• Problem details: In the listing that follows, count each line where the word "JSON" appears; write nothing but the count.

========

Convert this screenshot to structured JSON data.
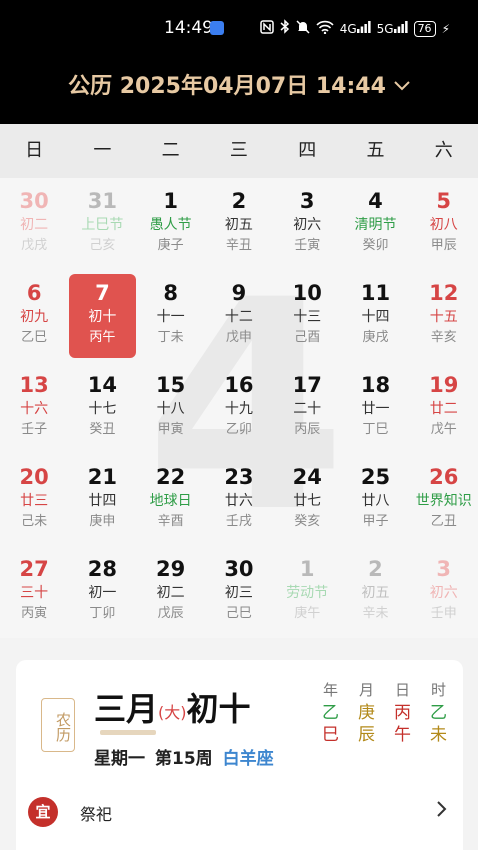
{
  "status_bar": {
    "time": "14:49",
    "icons": [
      "nfc-icon",
      "bluetooth-icon",
      "mute-icon",
      "wifi-icon",
      "signal-4g-icon",
      "signal-5g-icon"
    ],
    "signal_4g": "4G",
    "signal_5g": "5G",
    "battery": "76"
  },
  "header": {
    "title": "公历 2025年04月07日 14:44"
  },
  "weekdays": [
    "日",
    "一",
    "二",
    "三",
    "四",
    "五",
    "六"
  ],
  "big_month": "4",
  "days": [
    {
      "d": "30",
      "l1": "初二",
      "l2": "戊戌"
    },
    {
      "d": "31",
      "l1": "上巳节",
      "l2": "己亥"
    },
    {
      "d": "1",
      "l1": "愚人节",
      "l2": "庚子"
    },
    {
      "d": "2",
      "l1": "初五",
      "l2": "辛丑"
    },
    {
      "d": "3",
      "l1": "初六",
      "l2": "壬寅"
    },
    {
      "d": "4",
      "l1": "清明节",
      "l2": "癸卯"
    },
    {
      "d": "5",
      "l1": "初八",
      "l2": "甲辰"
    },
    {
      "d": "6",
      "l1": "初九",
      "l2": "乙巳"
    },
    {
      "d": "7",
      "l1": "初十",
      "l2": "丙午"
    },
    {
      "d": "8",
      "l1": "十一",
      "l2": "丁未"
    },
    {
      "d": "9",
      "l1": "十二",
      "l2": "戊申"
    },
    {
      "d": "10",
      "l1": "十三",
      "l2": "己酉"
    },
    {
      "d": "11",
      "l1": "十四",
      "l2": "庚戌"
    },
    {
      "d": "12",
      "l1": "十五",
      "l2": "辛亥"
    },
    {
      "d": "13",
      "l1": "十六",
      "l2": "壬子"
    },
    {
      "d": "14",
      "l1": "十七",
      "l2": "癸丑"
    },
    {
      "d": "15",
      "l1": "十八",
      "l2": "甲寅"
    },
    {
      "d": "16",
      "l1": "十九",
      "l2": "乙卯"
    },
    {
      "d": "17",
      "l1": "二十",
      "l2": "丙辰"
    },
    {
      "d": "18",
      "l1": "廿一",
      "l2": "丁巳"
    },
    {
      "d": "19",
      "l1": "廿二",
      "l2": "戊午"
    },
    {
      "d": "20",
      "l1": "廿三",
      "l2": "己未"
    },
    {
      "d": "21",
      "l1": "廿四",
      "l2": "庚申"
    },
    {
      "d": "22",
      "l1": "地球日",
      "l2": "辛酉"
    },
    {
      "d": "23",
      "l1": "廿六",
      "l2": "壬戌"
    },
    {
      "d": "24",
      "l1": "廿七",
      "l2": "癸亥"
    },
    {
      "d": "25",
      "l1": "廿八",
      "l2": "甲子"
    },
    {
      "d": "26",
      "l1": "世界知识",
      "l2": "乙丑"
    },
    {
      "d": "27",
      "l1": "三十",
      "l2": "丙寅"
    },
    {
      "d": "28",
      "l1": "初一",
      "l2": "丁卯"
    },
    {
      "d": "29",
      "l1": "初二",
      "l2": "戊辰"
    },
    {
      "d": "30",
      "l1": "初三",
      "l2": "己巳"
    },
    {
      "d": "1",
      "l1": "劳动节",
      "l2": "庚午"
    },
    {
      "d": "2",
      "l1": "初五",
      "l2": "辛未"
    },
    {
      "d": "3",
      "l1": "初六",
      "l2": "壬申"
    }
  ],
  "detail": {
    "seal": "农历",
    "lunar_month": "三月",
    "month_size": "(大)",
    "lunar_day": "初十",
    "weekday": "星期一",
    "week_no": "第15周",
    "zodiac": "白羊座",
    "ganzhi": [
      {
        "h": "年",
        "a": "乙",
        "b": "巳",
        "ca": "#2f9d47",
        "cb": "#c4302b"
      },
      {
        "h": "月",
        "a": "庚",
        "b": "辰",
        "ca": "#b38a1a",
        "cb": "#b38a1a"
      },
      {
        "h": "日",
        "a": "丙",
        "b": "午",
        "ca": "#c4302b",
        "cb": "#c4302b"
      },
      {
        "h": "时",
        "a": "乙",
        "b": "未",
        "ca": "#2f9d47",
        "cb": "#b38a1a"
      }
    ],
    "yi_badge": "宜",
    "yi_text": "祭祀"
  }
}
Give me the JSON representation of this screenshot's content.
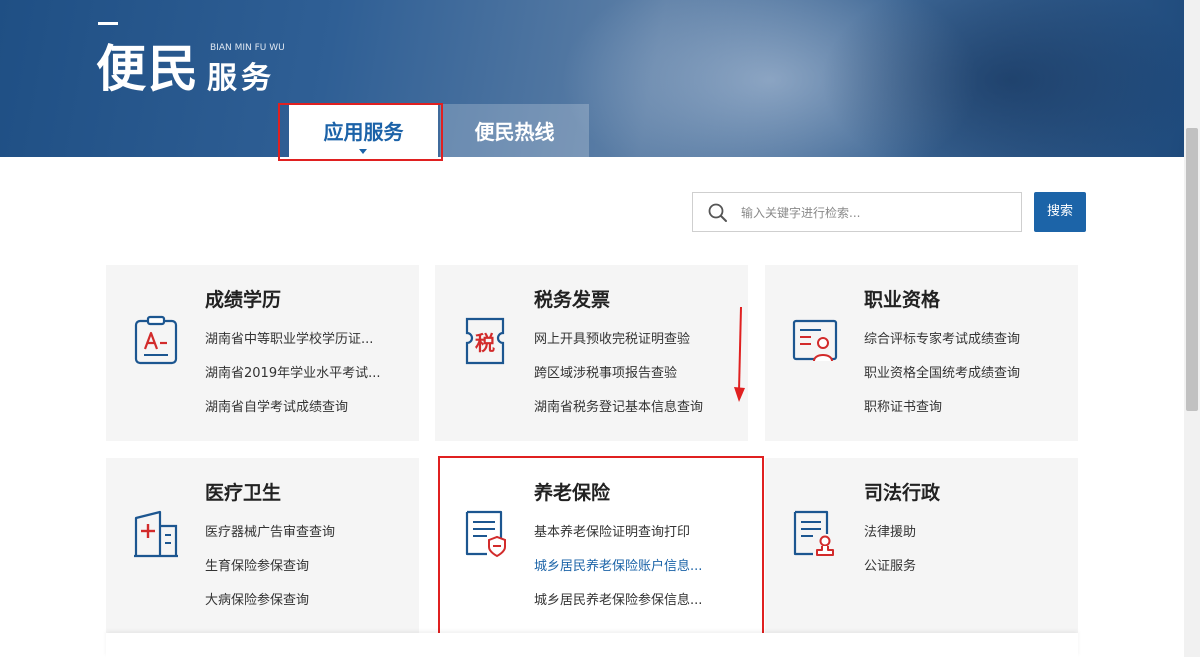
{
  "banner": {
    "title_big": "便民",
    "title_small": "服务",
    "title_pinyin": "BIAN MIN FU WU"
  },
  "tabs": [
    {
      "label": "应用服务",
      "active": true
    },
    {
      "label": "便民热线",
      "active": false
    }
  ],
  "search": {
    "placeholder": "输入关键字进行检索...",
    "button_label": "搜索"
  },
  "cards": [
    {
      "title": "成绩学历",
      "icon": "grade-report-icon",
      "links": [
        "湖南省中等职业学校学历证...",
        "湖南省2019年学业水平考试...",
        "湖南省自学考试成绩查询"
      ]
    },
    {
      "title": "税务发票",
      "icon": "tax-ticket-icon",
      "links": [
        "网上开具预收完税证明查验",
        "跨区域涉税事项报告查验",
        "湖南省税务登记基本信息查询"
      ]
    },
    {
      "title": "职业资格",
      "icon": "professional-certificate-icon",
      "links": [
        "综合评标专家考试成绩查询",
        "职业资格全国统考成绩查询",
        "职称证书查询"
      ]
    },
    {
      "title": "医疗卫生",
      "icon": "hospital-icon",
      "links": [
        "医疗器械广告审查查询",
        "生育保险参保查询",
        "大病保险参保查询"
      ]
    },
    {
      "title": "养老保险",
      "icon": "pension-insurance-icon",
      "links": [
        "基本养老保险证明查询打印",
        "城乡居民养老保险账户信息...",
        "城乡居民养老保险参保信息..."
      ]
    },
    {
      "title": "司法行政",
      "icon": "judicial-document-icon",
      "links": [
        "法律援助",
        "公证服务"
      ]
    }
  ],
  "colors": {
    "accent": "#1c64a8",
    "highlight_box": "#e02020",
    "card_bg": "#f5f5f5"
  }
}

========

• Finished answer: 2